Document segment:
++++
Phoma risk is not a problem, as the spring crop has a short vegetative period and specific temperature requirements are not met, as the crop only takes about 150 days to grow.


Modern hybrid varieties such as Lagonda and Lumen have greatly improved the establishment and economics of growing spring oilseed rape.

Lagonda marks a particular step forward, with a yield of 112% of control, an oil content of 44.2% and excellent spring vigour, allowing it to quickly grow away from pest attack.

Another strong contender is Lumen, which sits at 105% of control, with an oil content of 44.7%.

“It’s another high-vigour variety, quickly establishing a strong rooting system with early leaf set, which helps to ensure maximum plant survival against potential flea beetle attack,” says Mr Farr.

Drilling dates and rates

Tolerance of colder conditions from modern varieties now allow earlier drilling dates, enabling crops to become established well before flea beetles are active.

Drilling should take place at the end of March/early April at a rate of 70 seeds/sq m, with the aim of achieving a plant population of about 55-65 plants/sq m.
++++
Given request 1: Echo the stretch of the passage on spring oilseed rape from "Modern hybrid varieties" through "from pest attack." word for word.

(Stored items)
++++
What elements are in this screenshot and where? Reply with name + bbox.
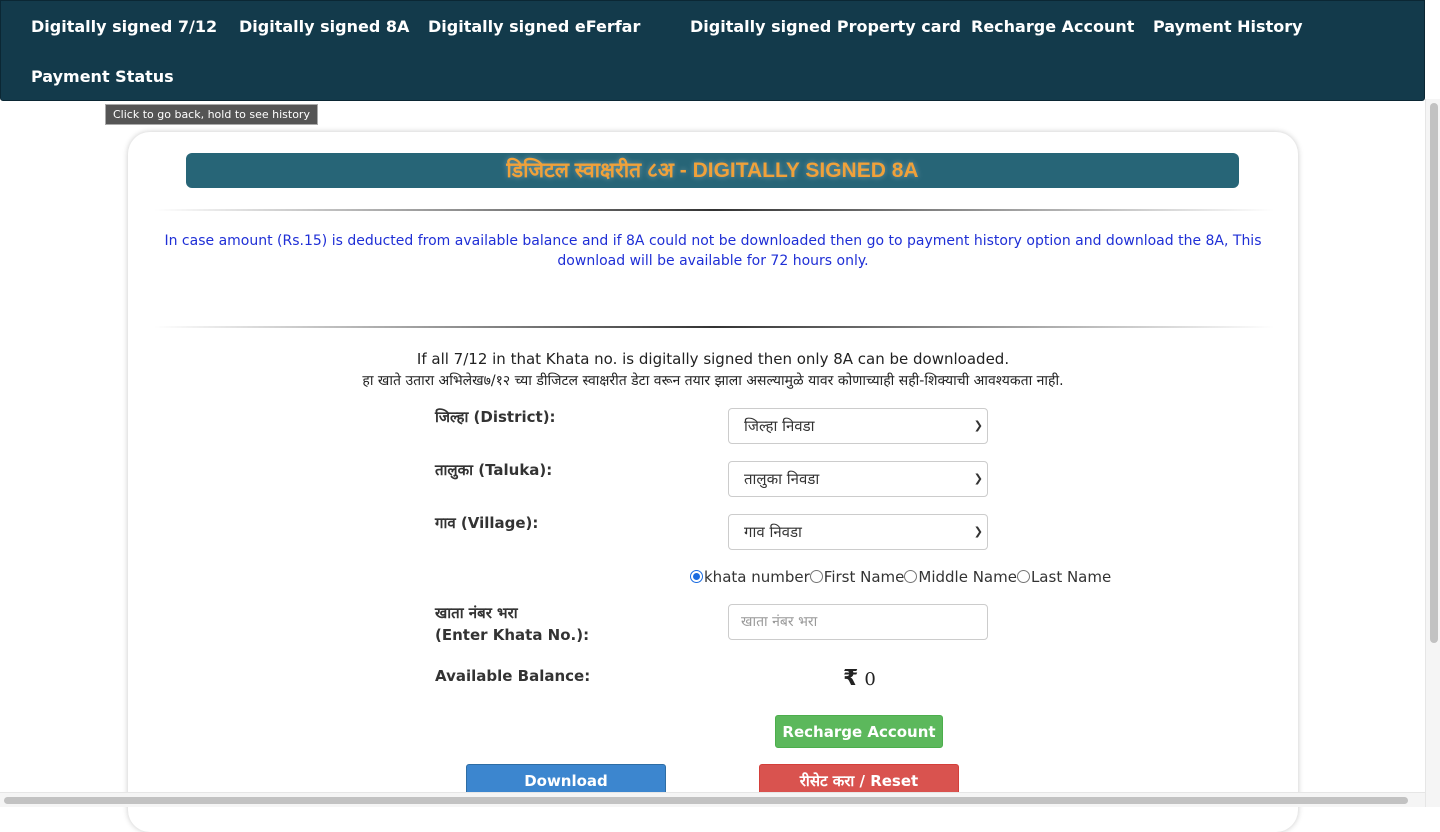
top-navbar: Digitally signed 7/12 Digitally signed 8…: [0, 0, 1425, 101]
balance-amount: 0: [864, 669, 876, 690]
taluka-label: तालुका (Taluka):: [435, 461, 553, 479]
district-selected-value: जिल्हा निवडा: [744, 417, 815, 435]
horizontal-scrollbar[interactable]: [0, 792, 1425, 807]
divider-top: [154, 209, 1274, 211]
chevron-down-icon: ❯: [973, 525, 983, 538]
page-title: डिजिटल स्वाक्षरीत ८अ - DIGITALLY SIGNED …: [506, 159, 919, 182]
nav-digitally-signed-eferfar[interactable]: Digitally signed eFerfar: [428, 17, 640, 36]
khata-label-marathi: खाता नंबर भरा: [435, 604, 518, 622]
info-text-marathi: हा खाते उतारा अभिलेख७/१२ च्या डीजिटल स्व…: [362, 373, 1064, 389]
district-select[interactable]: जिल्हा निवडा ❯: [728, 408, 988, 444]
info-text-english: If all 7/12 in that Khata no. is digital…: [416, 350, 1010, 368]
divider-middle: [154, 326, 1274, 328]
search-by-radio-group: khata number First Name Middle Name Last Na…: [690, 568, 1111, 588]
village-select[interactable]: गाव निवडा ❯: [728, 514, 988, 550]
village-label: गाव (Village):: [435, 514, 539, 532]
radio-button[interactable]: [690, 570, 703, 583]
nav-payment-status[interactable]: Payment Status: [31, 67, 174, 86]
back-button-tooltip: Click to go back, hold to see history: [105, 104, 318, 125]
radio-option-khata-number[interactable]: khata number: [690, 568, 810, 586]
radio-label: Last Name: [1030, 568, 1112, 586]
vertical-scrollbar-thumb[interactable]: [1430, 103, 1438, 643]
page-banner: डिजिटल स्वाक्षरीत ८अ - DIGITALLY SIGNED …: [186, 153, 1239, 188]
radio-option-last-name[interactable]: Last Name: [1016, 568, 1112, 586]
available-balance-value: ₹0: [843, 666, 876, 691]
taluka-selected-value: तालुका निवडा: [744, 470, 820, 488]
available-balance-label: Available Balance:: [435, 667, 591, 685]
nav-digitally-signed-8a[interactable]: Digitally signed 8A: [239, 17, 409, 36]
nav-digitally-signed-property-card[interactable]: Digitally signed Property card: [690, 17, 961, 36]
vertical-scrollbar[interactable]: [1425, 99, 1440, 807]
horizontal-scrollbar-thumb[interactable]: [4, 797, 1408, 804]
khata-label-english: (Enter Khata No.):: [435, 626, 590, 644]
deduction-notice: In case amount (Rs.15) is deducted from …: [164, 233, 1262, 269]
radio-label: First Name: [823, 568, 905, 586]
radio-button[interactable]: [809, 570, 823, 583]
recharge-account-button[interactable]: Recharge Account: [775, 715, 943, 748]
district-label: जिल्हा (District):: [435, 408, 556, 426]
chevron-down-icon: ❯: [973, 472, 983, 485]
radio-label: khata number: [704, 568, 810, 586]
radio-button[interactable]: [1016, 570, 1030, 583]
radio-option-first-name[interactable]: First Name: [809, 568, 905, 586]
radio-button[interactable]: [904, 570, 918, 583]
khata-number-input[interactable]: [728, 604, 988, 640]
nav-digitally-signed-7-12[interactable]: Digitally signed 7/12: [31, 17, 217, 36]
village-selected-value: गाव निवडा: [744, 523, 802, 541]
nav-payment-history[interactable]: Payment History: [1153, 17, 1303, 36]
rupee-icon: ₹: [843, 666, 859, 691]
chevron-down-icon: ❯: [973, 419, 983, 432]
taluka-select[interactable]: तालुका निवडा ❯: [728, 461, 988, 497]
nav-recharge-account[interactable]: Recharge Account: [971, 17, 1134, 36]
radio-option-middle-name[interactable]: Middle Name: [904, 568, 1017, 586]
radio-label: Middle Name: [918, 568, 1017, 586]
++++
Given request 2: Duplicate the lines of the records from the one containing "top-navbar: Digitally signed" through the one containing "divider-middle: [154, 326, 1274, 328]", character for character.

Full solution 1:
Modern hybrid varieties such as Lagonda and Lumen have greatly improved the establishment and economics of growing spring oilseed rape.

Lagonda marks a particular step forward, with a yield of 112% of control, an oil content of 44.2% and excellent spring vigour, allowing it to quickly grow away from pest attack.

Full solution 2:
top-navbar: Digitally signed 7/12 Digitally signed 8…: [0, 0, 1425, 101]
balance-amount: 0: [864, 669, 876, 690]
taluka-label: तालुका (Taluka):: [435, 461, 553, 479]
district-selected-value: जिल्हा निवडा: [744, 417, 815, 435]
horizontal-scrollbar[interactable]: [0, 792, 1425, 807]
divider-top: [154, 209, 1274, 211]
chevron-down-icon: ❯: [973, 525, 983, 538]
page-title: डिजिटल स्वाक्षरीत ८अ - DIGITALLY SIGNED …: [506, 159, 919, 182]
nav-digitally-signed-eferfar[interactable]: Digitally signed eFerfar: [428, 17, 640, 36]
khata-label-marathi: खाता नंबर भरा: [435, 604, 518, 622]
info-text-marathi: हा खाते उतारा अभिलेख७/१२ च्या डीजिटल स्व…: [362, 373, 1064, 389]
district-select[interactable]: जिल्हा निवडा ❯: [728, 408, 988, 444]
info-text-english: If all 7/12 in that Khata no. is digital…: [416, 350, 1010, 368]
divider-middle: [154, 326, 1274, 328]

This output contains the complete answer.